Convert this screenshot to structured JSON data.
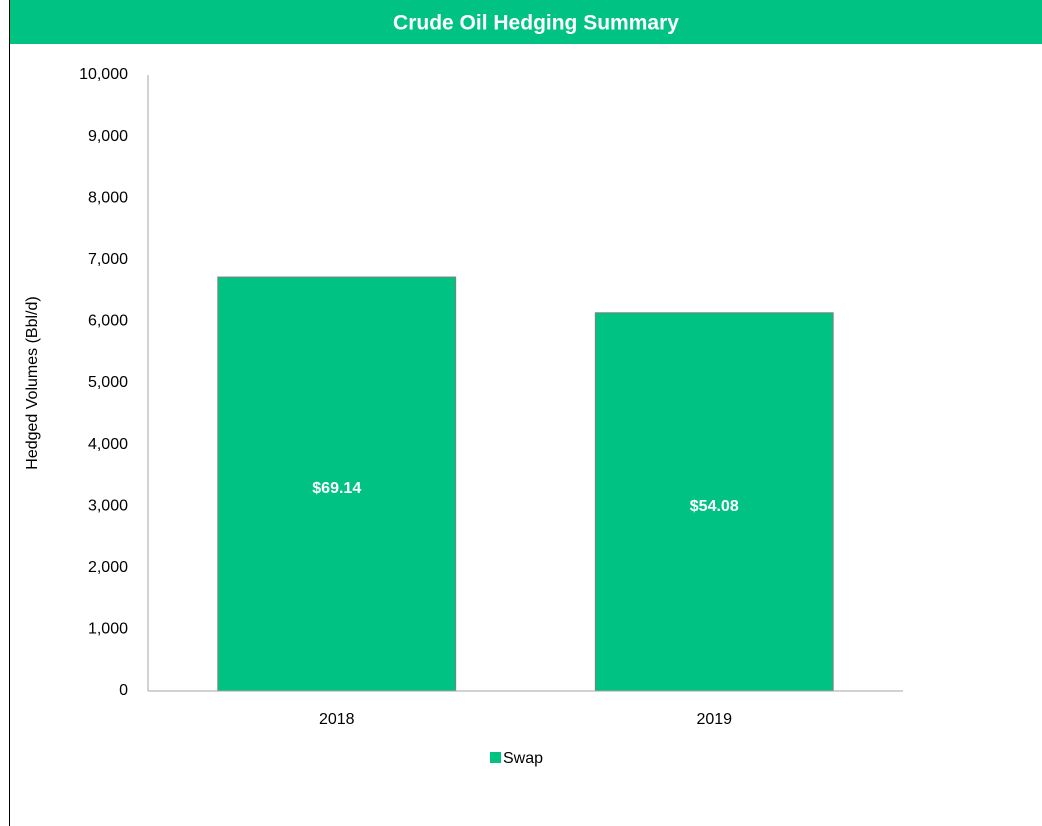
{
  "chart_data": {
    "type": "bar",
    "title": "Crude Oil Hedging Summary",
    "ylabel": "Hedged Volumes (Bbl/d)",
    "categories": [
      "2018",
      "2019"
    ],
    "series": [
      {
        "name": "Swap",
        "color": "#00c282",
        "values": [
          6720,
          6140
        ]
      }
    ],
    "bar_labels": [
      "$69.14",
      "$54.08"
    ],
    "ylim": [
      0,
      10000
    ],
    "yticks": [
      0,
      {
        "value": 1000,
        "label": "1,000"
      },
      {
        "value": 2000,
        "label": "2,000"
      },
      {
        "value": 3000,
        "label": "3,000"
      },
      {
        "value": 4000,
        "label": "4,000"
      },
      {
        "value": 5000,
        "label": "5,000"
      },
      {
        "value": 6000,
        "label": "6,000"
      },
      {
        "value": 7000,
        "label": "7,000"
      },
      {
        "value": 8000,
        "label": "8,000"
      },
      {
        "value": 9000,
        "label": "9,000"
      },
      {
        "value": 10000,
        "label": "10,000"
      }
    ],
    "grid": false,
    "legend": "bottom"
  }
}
──────
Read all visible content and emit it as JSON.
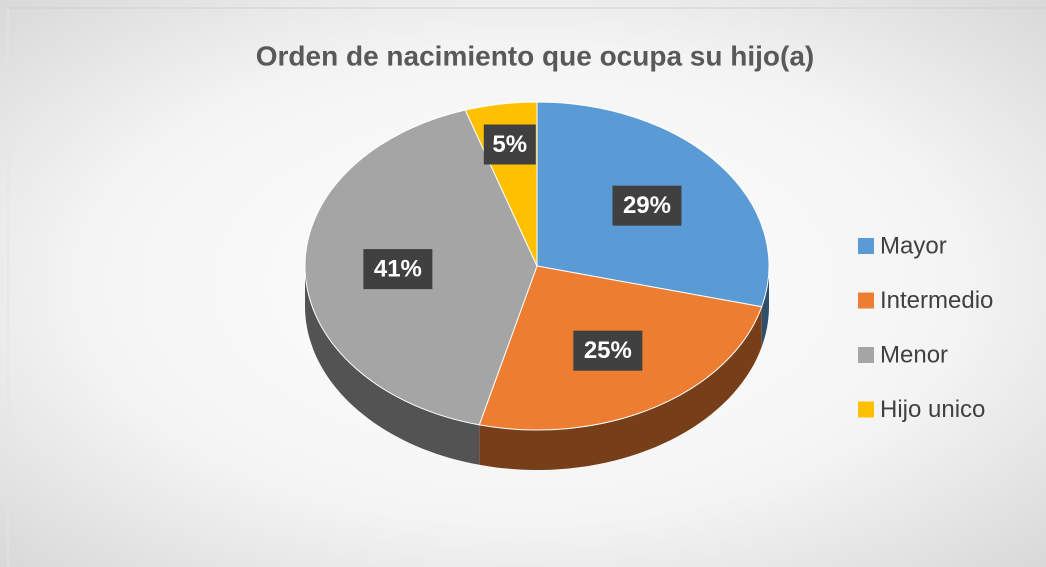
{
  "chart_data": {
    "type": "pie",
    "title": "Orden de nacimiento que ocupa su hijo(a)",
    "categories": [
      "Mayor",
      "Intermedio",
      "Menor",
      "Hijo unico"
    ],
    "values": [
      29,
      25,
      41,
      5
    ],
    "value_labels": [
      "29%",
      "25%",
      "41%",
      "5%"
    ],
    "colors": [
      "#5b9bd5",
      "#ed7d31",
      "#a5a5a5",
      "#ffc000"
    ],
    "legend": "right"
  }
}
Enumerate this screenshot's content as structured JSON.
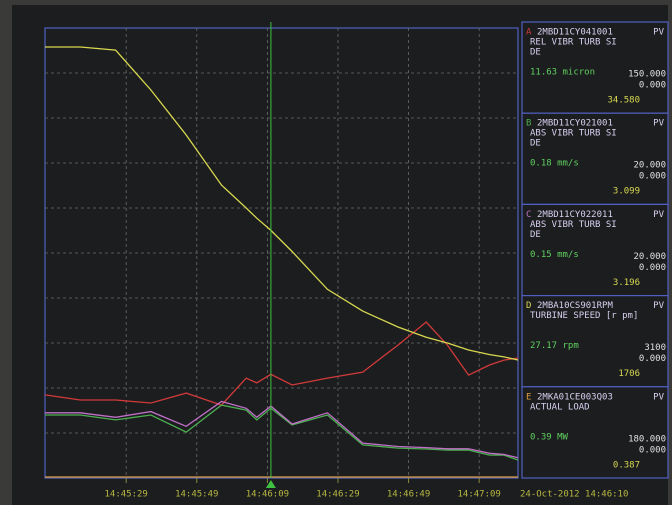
──────
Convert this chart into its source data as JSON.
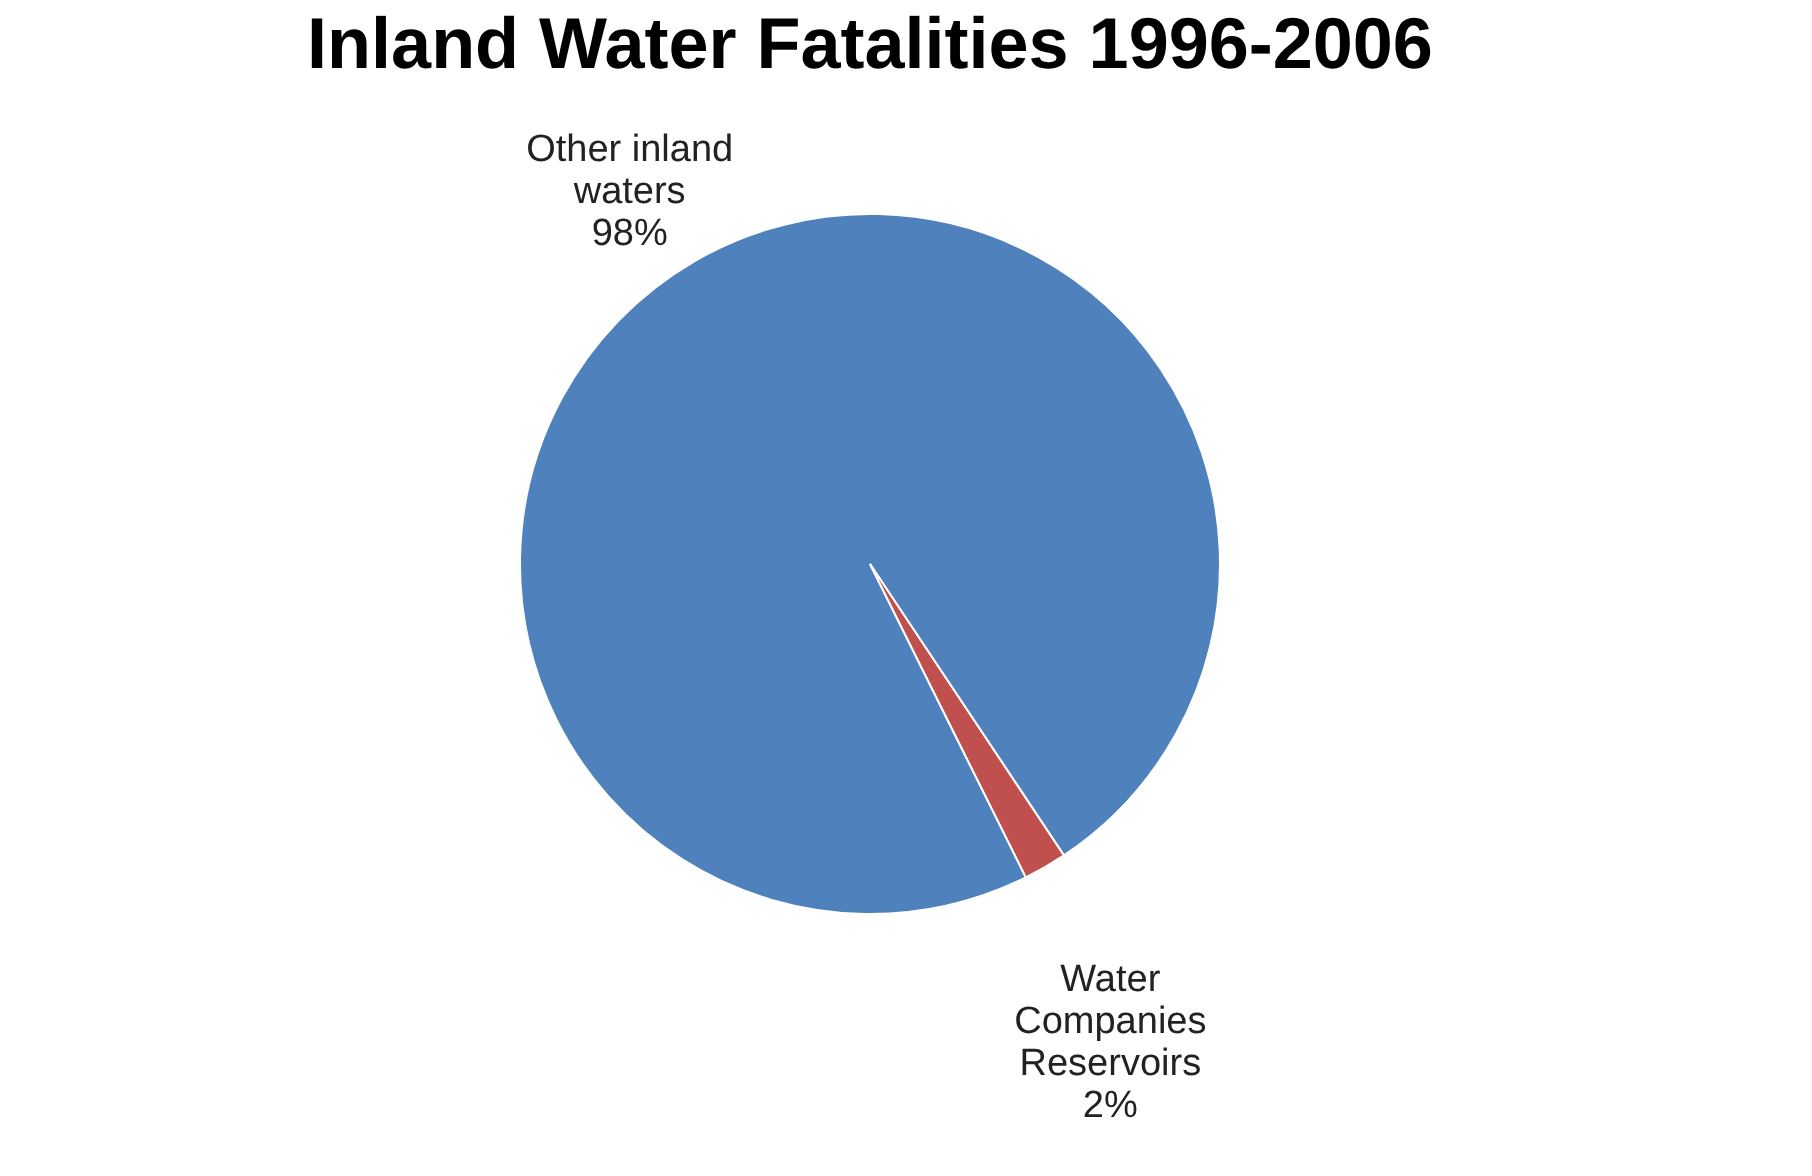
──────
WHAT YOU SHOULD DO: Print everything from the line with "Read all visible content and emit it as JSON." down to the line with "Enumerate this screenshot's", both included, exactly as written and without the pictures.

SOLUTION:
Read all visible content and emit it as JSON.
{
  "chart_data": {
    "type": "pie",
    "title": "Orden de nacimiento que ocupa su hijo(a)",
    "categories": [
      "Mayor",
      "Intermedio",
      "Menor",
      "Hijo unico"
    ],
    "values": [
      29,
      25,
      41,
      5
    ],
    "value_labels": [
      "29%",
      "25%",
      "41%",
      "5%"
    ],
    "colors": [
      "#5b9bd5",
      "#ed7d31",
      "#a5a5a5",
      "#ffc000"
    ],
    "legend": "right"
  }
}
Enumerate this screenshot's content as structured JSON.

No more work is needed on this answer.